**BRIEF A**
List every person named in the passage on women in ministry that follows.

Indeed this year has been the first time a women minister has been called from her first charge to another congregation. As one minister put it, “the first time women have left their ‘starter church’ for a larger congregation”. Suddenly, three have moved this year.

The denomination’s Board of Christian Training recognised in its report that
Concern had been raised as to the low numbers of women applying for ordained ministry. The Committee agreed that promotional material aimed at potential applicants should clearly stress that both men and women are eligible for ordination on an equal basis.

However, this concern was not translated into a resolution. Could it have been proposed that ministers and elders encourage all their members, regardless of gender, to explore their sense of calling to preaching courses and ministry? Perhaps that would have been deemed foolish given the breadth of attitudes towards women’s ministry that continue to be held by members, elders and ministers of the denomination.

For the first time ever this, the main speaker at the Youth Night event at the end of General Assembly is a woman. Gender aside, Jude Hill will be an exceptional speaker.



It was telling that the first mention of the fortieth anniversary of women being allowed to be ordained was finally made by two women. Otherwise, it seems unlikely it would have been mentioned at the assembly.



Two ministers made an unexpected intervention as they jointly delivered a short and dignified speech following the Board of Christian Training report. Revs Patricia McBride and Katherine Meyer read out the names of a sample of the congregations across Ireland that have “had the courage of their discernment” to call women ministers and employ assistant ministers over the last forty years.
We look forward to the continuing work of the Holy Spirit in transforming the church we serve, a church reformed and always in need of reformation. And we look forward to celebrating the fiftieth anniversary with great joy and in great style!




On the final morning, another unexpected intervention as the convenor of the Board of Finance and Personnel John Hunter – an elder – finished his verbal report by referencing the gender imbalance of his own board. He spoke of the “failure” of the denomination to “mobilise all the talents in our church”. He also wondered whether there would be a female moderator in the next ten years.
Moderator, before turning to my final remarks I’d like to speak briefly on the transformational theme from the perspective of the Board of Finance and Personnel. A transformational church has to have the courage and capacity to affect change and this requires governance structures that are fit for purpose. But it also requires us to mobilise all the talents in our church. And I believe, Moderator, we’re patently failing in this regard.

I illustrate it with an example from the last meeting of the board. Of the around forty people present, only one was a woman, and she was Laura Kelly our personnel officer.

Stored data entries:
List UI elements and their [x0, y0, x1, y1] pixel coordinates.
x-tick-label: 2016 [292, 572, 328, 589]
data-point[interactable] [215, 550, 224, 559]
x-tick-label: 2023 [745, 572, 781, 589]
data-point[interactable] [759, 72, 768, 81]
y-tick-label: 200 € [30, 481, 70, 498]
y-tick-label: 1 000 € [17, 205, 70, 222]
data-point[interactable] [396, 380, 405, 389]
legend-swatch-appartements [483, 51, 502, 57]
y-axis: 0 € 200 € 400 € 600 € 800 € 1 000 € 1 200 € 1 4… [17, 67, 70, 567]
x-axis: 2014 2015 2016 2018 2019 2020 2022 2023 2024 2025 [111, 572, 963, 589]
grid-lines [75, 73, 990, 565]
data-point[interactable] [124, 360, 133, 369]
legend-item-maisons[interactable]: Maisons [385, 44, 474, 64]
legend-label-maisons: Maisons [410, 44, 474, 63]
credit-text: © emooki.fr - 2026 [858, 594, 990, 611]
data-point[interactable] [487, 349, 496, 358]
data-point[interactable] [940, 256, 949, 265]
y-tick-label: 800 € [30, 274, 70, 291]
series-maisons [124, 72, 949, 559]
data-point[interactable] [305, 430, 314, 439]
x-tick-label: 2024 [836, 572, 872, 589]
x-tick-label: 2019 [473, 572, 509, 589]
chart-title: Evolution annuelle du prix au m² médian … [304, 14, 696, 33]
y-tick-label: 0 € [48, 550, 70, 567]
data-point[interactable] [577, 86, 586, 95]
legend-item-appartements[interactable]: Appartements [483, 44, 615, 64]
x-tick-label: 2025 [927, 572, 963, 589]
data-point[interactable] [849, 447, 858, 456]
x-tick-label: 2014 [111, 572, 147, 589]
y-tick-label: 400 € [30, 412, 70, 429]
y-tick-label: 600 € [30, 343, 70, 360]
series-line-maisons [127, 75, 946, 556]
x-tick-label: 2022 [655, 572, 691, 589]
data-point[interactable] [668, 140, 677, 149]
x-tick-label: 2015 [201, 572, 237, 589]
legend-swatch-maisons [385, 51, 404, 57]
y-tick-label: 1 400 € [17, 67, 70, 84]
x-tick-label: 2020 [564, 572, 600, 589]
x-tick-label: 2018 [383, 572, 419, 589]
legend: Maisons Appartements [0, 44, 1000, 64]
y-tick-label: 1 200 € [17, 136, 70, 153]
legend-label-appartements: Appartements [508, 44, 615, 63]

**BRIEF B**
Pull out every line of the stored data entries above and reproduce each one without any change.

**WRITTEN REPLY A**
Jude Hill, Patricia McBride, Katherine Meyer, John Hunter, Laura Kelly

**WRITTEN REPLY B**
List UI elements and their [x0, y0, x1, y1] pixel coordinates.
x-tick-label: 2016 [292, 572, 328, 589]
data-point[interactable] [215, 550, 224, 559]
x-tick-label: 2023 [745, 572, 781, 589]
data-point[interactable] [759, 72, 768, 81]
y-tick-label: 200 € [30, 481, 70, 498]
y-tick-label: 1 000 € [17, 205, 70, 222]
data-point[interactable] [396, 380, 405, 389]
legend-swatch-appartements [483, 51, 502, 57]
y-axis: 0 € 200 € 400 € 600 € 800 € 1 000 € 1 200 € 1 4… [17, 67, 70, 567]
x-axis: 2014 2015 2016 2018 2019 2020 2022 2023 2024 2025 [111, 572, 963, 589]
grid-lines [75, 73, 990, 565]
data-point[interactable] [124, 360, 133, 369]
legend-item-maisons[interactable]: Maisons [385, 44, 474, 64]
legend-label-maisons: Maisons [410, 44, 474, 63]
credit-text: © emooki.fr - 2026 [858, 594, 990, 611]
data-point[interactable] [487, 349, 496, 358]
data-point[interactable] [940, 256, 949, 265]
y-tick-label: 800 € [30, 274, 70, 291]
series-maisons [124, 72, 949, 559]
data-point[interactable] [305, 430, 314, 439]
x-tick-label: 2024 [836, 572, 872, 589]
x-tick-label: 2019 [473, 572, 509, 589]
chart-title: Evolution annuelle du prix au m² médian … [304, 14, 696, 33]
y-tick-label: 0 € [48, 550, 70, 567]
data-point[interactable] [577, 86, 586, 95]
legend-item-appartements[interactable]: Appartements [483, 44, 615, 64]
x-tick-label: 2025 [927, 572, 963, 589]
data-point[interactable] [849, 447, 858, 456]
x-tick-label: 2014 [111, 572, 147, 589]
y-tick-label: 400 € [30, 412, 70, 429]
y-tick-label: 600 € [30, 343, 70, 360]
series-line-maisons [127, 75, 946, 556]
x-tick-label: 2022 [655, 572, 691, 589]
data-point[interactable] [668, 140, 677, 149]
x-tick-label: 2015 [201, 572, 237, 589]
legend-swatch-maisons [385, 51, 404, 57]
y-tick-label: 1 400 € [17, 67, 70, 84]
x-tick-label: 2020 [564, 572, 600, 589]
x-tick-label: 2018 [383, 572, 419, 589]
legend: Maisons Appartements [0, 44, 1000, 64]
y-tick-label: 1 200 € [17, 136, 70, 153]
legend-label-appartements: Appartements [508, 44, 615, 63]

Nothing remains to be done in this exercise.